Exercise aim:
Locate each line with the string "Precision" in the listing below and copy it.

Exercise inputs:
········

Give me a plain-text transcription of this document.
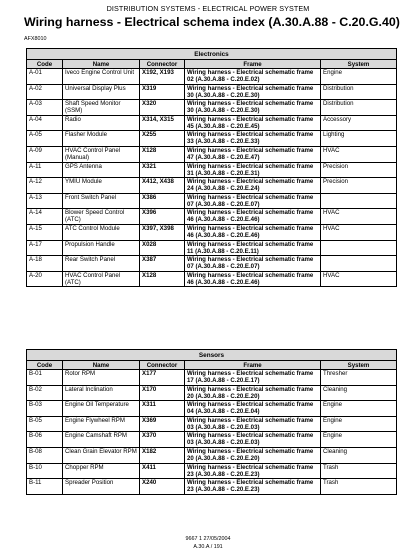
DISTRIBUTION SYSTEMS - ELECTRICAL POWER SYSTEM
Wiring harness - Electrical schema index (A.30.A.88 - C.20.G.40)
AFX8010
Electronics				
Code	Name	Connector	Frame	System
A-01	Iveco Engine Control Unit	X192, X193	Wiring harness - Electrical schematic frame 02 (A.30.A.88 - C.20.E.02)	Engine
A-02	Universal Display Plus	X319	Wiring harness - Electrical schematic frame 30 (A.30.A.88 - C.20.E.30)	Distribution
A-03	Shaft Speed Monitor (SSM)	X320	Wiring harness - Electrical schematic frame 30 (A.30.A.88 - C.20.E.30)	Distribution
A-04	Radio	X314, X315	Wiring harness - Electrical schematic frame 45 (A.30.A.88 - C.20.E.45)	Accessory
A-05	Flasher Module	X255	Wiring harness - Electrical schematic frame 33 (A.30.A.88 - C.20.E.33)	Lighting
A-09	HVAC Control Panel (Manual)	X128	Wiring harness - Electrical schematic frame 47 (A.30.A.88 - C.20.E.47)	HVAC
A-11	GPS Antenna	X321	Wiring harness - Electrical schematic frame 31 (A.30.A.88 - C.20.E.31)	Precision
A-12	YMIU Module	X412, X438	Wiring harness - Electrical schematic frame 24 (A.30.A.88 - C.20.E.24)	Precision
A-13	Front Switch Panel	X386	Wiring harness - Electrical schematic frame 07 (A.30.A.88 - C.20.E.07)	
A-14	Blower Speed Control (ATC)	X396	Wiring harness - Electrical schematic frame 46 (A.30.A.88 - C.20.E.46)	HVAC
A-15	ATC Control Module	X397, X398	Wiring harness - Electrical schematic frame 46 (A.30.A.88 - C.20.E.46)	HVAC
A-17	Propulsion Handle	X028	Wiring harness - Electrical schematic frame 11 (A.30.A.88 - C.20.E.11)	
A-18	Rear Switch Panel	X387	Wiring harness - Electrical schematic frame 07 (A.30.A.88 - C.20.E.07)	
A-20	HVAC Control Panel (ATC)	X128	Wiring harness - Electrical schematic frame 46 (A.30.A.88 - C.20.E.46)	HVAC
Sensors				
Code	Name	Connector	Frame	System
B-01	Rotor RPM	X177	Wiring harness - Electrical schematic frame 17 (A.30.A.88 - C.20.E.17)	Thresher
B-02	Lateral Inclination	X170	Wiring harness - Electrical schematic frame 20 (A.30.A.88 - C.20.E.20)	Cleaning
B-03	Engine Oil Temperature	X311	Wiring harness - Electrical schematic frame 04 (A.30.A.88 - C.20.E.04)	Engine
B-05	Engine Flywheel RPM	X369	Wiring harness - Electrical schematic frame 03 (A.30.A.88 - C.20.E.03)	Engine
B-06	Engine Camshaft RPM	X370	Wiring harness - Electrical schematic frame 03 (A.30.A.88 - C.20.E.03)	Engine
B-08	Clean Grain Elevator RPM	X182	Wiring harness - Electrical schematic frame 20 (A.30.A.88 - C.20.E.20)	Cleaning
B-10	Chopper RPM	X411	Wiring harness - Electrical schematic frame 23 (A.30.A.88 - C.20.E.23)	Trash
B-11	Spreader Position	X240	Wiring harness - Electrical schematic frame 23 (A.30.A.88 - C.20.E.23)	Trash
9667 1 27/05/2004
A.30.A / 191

········

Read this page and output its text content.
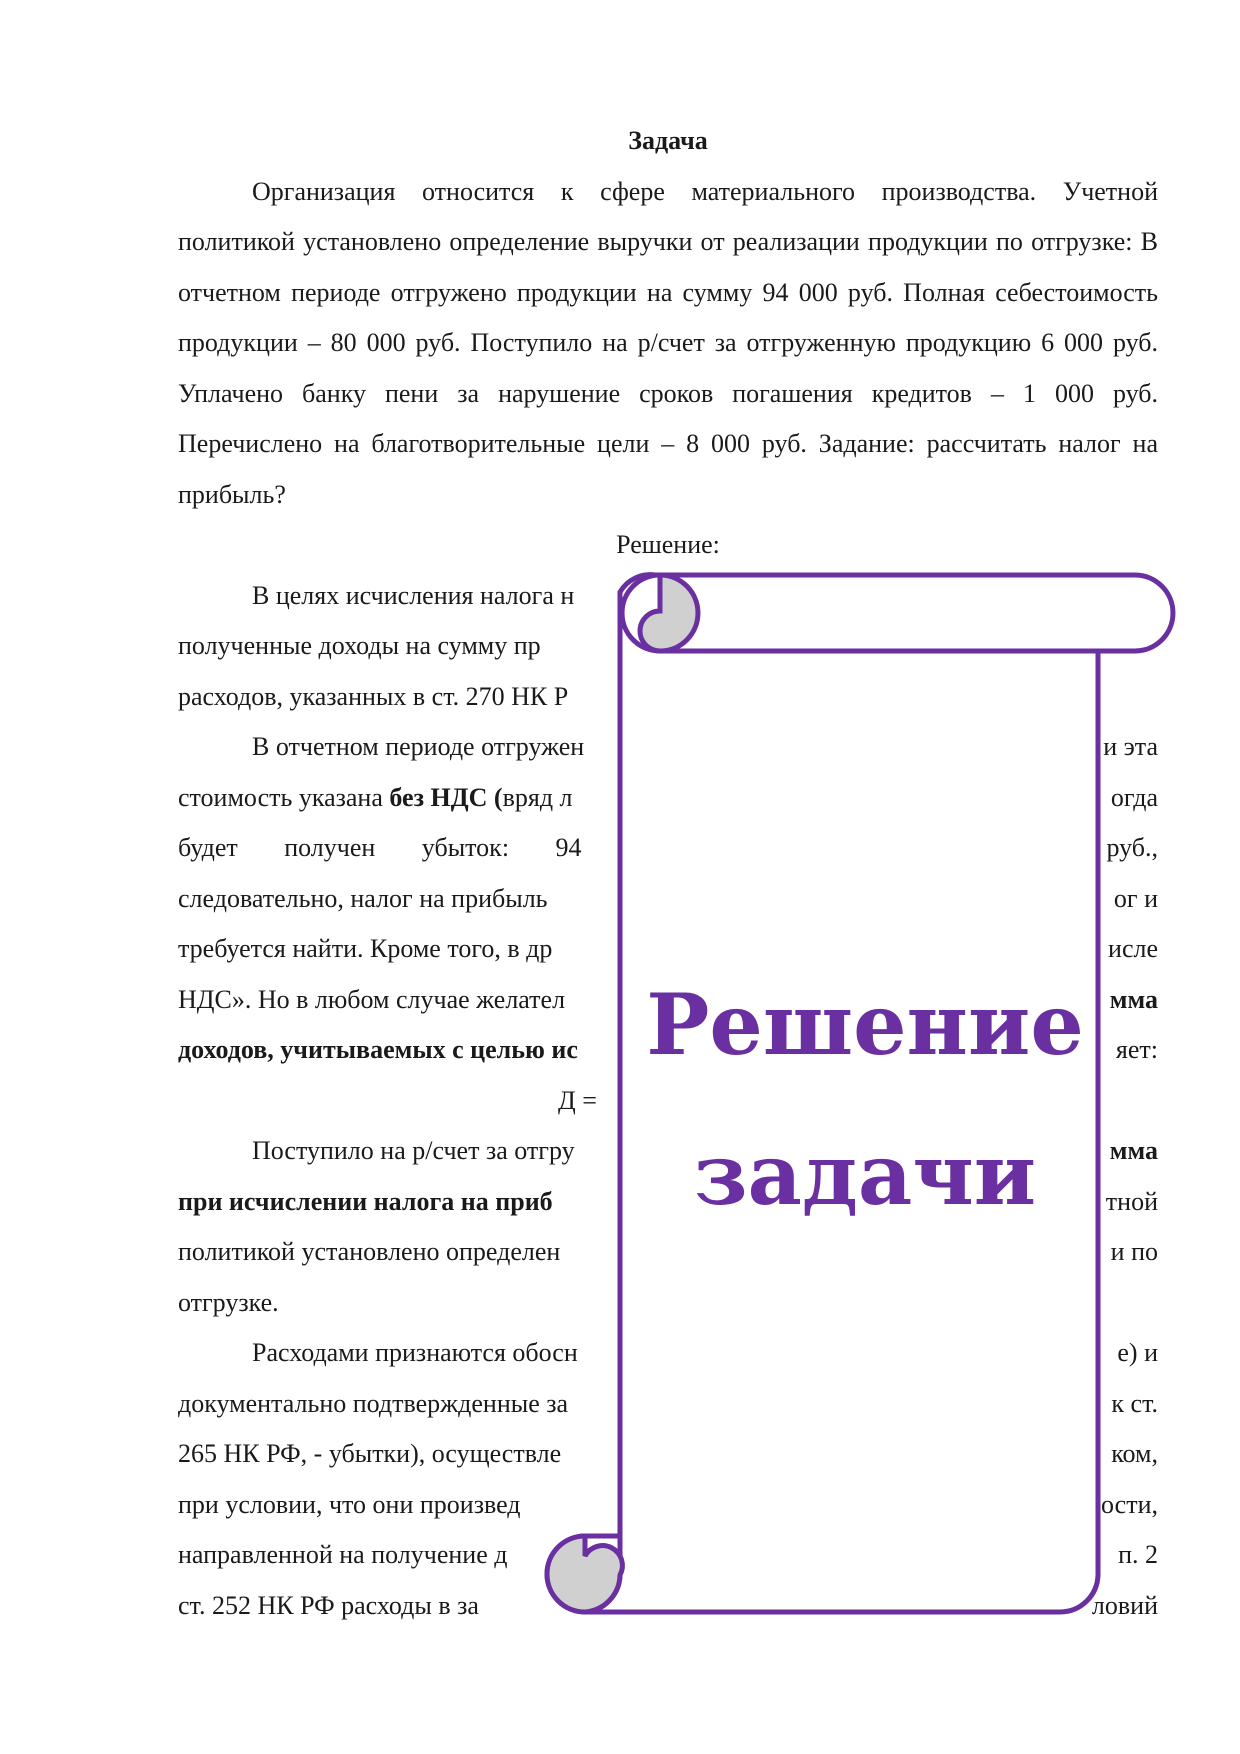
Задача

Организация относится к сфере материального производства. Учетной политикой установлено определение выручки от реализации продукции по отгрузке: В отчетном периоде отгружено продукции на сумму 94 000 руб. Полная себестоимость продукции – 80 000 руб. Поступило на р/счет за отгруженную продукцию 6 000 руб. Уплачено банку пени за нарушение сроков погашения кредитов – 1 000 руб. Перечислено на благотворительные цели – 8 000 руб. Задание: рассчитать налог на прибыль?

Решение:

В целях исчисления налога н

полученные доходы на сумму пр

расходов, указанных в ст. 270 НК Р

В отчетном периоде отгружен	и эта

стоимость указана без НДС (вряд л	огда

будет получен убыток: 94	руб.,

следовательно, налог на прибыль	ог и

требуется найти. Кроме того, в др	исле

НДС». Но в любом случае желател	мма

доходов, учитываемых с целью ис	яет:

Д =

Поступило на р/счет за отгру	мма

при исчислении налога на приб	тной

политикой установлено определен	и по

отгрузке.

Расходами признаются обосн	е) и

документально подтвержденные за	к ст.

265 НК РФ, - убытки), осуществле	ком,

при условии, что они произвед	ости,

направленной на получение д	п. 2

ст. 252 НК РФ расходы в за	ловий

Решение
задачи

········

Full output:
A-11	GPS Antenna	X321	Wiring harness - Electrical schematic frame 31 (A.30.A.88 - C.20.E.31)	Precision
A-12	YMIU Module	X412, X438	Wiring harness - Electrical schematic frame 24 (A.30.A.88 - C.20.E.24)	Precision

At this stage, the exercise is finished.